> **Exercise prompt**
In the lines below, how many hold the word "object"? Answer only with the number.

> **Input records**

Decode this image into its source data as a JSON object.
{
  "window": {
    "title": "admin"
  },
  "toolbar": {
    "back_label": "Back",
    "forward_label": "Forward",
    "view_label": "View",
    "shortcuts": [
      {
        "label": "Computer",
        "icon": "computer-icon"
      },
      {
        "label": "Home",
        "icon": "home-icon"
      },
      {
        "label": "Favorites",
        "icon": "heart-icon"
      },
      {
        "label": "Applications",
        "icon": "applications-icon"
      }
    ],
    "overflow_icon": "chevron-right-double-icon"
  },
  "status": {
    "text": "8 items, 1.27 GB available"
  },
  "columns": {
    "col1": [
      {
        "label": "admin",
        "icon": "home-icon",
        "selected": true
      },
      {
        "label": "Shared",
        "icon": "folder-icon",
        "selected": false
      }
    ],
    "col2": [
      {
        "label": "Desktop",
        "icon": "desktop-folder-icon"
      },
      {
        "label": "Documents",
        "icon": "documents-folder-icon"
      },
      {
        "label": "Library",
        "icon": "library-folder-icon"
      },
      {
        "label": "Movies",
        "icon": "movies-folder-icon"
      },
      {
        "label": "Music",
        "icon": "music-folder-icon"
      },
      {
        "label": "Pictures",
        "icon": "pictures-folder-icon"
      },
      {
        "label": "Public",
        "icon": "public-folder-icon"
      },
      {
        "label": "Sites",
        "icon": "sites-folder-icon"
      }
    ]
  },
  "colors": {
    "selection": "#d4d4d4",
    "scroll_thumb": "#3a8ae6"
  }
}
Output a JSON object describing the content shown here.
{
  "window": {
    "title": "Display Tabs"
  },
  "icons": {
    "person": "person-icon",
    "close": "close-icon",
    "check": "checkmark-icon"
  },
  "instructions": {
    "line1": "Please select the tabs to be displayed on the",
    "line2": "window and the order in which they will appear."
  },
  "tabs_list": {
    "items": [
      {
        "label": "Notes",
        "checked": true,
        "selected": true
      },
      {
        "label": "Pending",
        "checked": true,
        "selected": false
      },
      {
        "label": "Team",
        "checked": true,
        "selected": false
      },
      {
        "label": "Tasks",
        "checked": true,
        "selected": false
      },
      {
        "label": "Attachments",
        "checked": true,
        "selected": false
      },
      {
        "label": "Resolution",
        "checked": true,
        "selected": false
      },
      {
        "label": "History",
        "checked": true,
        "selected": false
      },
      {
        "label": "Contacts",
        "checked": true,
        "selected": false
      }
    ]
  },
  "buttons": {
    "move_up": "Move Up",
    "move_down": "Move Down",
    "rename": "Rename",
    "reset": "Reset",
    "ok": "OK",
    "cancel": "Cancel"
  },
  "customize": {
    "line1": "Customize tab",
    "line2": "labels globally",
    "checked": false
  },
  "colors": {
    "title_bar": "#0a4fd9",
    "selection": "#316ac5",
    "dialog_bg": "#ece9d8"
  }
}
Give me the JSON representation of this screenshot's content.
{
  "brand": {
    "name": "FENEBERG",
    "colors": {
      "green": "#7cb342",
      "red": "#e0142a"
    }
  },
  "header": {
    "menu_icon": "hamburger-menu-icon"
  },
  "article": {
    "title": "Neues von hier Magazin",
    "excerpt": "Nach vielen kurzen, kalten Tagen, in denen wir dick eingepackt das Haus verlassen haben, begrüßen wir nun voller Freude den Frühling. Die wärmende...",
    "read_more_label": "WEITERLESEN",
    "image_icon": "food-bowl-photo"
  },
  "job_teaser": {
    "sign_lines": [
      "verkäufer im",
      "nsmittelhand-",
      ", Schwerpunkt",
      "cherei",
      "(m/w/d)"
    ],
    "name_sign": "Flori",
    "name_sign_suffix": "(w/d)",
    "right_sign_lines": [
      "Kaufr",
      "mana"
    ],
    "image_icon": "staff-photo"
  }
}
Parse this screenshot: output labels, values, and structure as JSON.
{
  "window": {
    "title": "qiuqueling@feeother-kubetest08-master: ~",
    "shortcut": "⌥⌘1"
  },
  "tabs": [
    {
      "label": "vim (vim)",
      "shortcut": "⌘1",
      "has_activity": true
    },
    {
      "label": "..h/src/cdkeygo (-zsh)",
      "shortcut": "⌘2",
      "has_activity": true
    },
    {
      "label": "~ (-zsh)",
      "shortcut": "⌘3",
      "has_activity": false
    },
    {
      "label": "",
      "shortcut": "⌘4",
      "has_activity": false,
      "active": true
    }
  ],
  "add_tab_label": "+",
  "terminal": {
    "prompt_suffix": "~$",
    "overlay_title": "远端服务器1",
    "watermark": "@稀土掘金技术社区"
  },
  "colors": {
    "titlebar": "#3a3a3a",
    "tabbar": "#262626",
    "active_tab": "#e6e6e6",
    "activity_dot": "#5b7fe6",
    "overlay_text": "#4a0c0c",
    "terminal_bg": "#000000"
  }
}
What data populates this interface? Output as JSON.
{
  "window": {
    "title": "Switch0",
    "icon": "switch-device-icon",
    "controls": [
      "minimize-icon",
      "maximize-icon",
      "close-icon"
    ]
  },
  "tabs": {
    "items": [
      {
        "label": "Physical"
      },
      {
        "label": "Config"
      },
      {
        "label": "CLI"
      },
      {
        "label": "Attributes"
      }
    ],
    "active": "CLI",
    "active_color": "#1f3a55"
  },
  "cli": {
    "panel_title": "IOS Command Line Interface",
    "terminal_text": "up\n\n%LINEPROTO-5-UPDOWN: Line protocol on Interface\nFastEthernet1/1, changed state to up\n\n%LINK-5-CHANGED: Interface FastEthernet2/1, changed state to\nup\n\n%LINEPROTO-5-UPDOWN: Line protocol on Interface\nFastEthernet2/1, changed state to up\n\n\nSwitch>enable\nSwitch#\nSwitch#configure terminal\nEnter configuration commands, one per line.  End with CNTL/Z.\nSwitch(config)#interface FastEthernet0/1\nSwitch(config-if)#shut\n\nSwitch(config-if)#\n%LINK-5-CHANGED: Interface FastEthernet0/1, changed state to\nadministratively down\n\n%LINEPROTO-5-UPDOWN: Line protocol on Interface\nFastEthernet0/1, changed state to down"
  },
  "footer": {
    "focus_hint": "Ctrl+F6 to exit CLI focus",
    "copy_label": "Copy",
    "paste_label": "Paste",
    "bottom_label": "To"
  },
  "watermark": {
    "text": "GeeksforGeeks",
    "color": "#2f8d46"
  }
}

> **The output**
2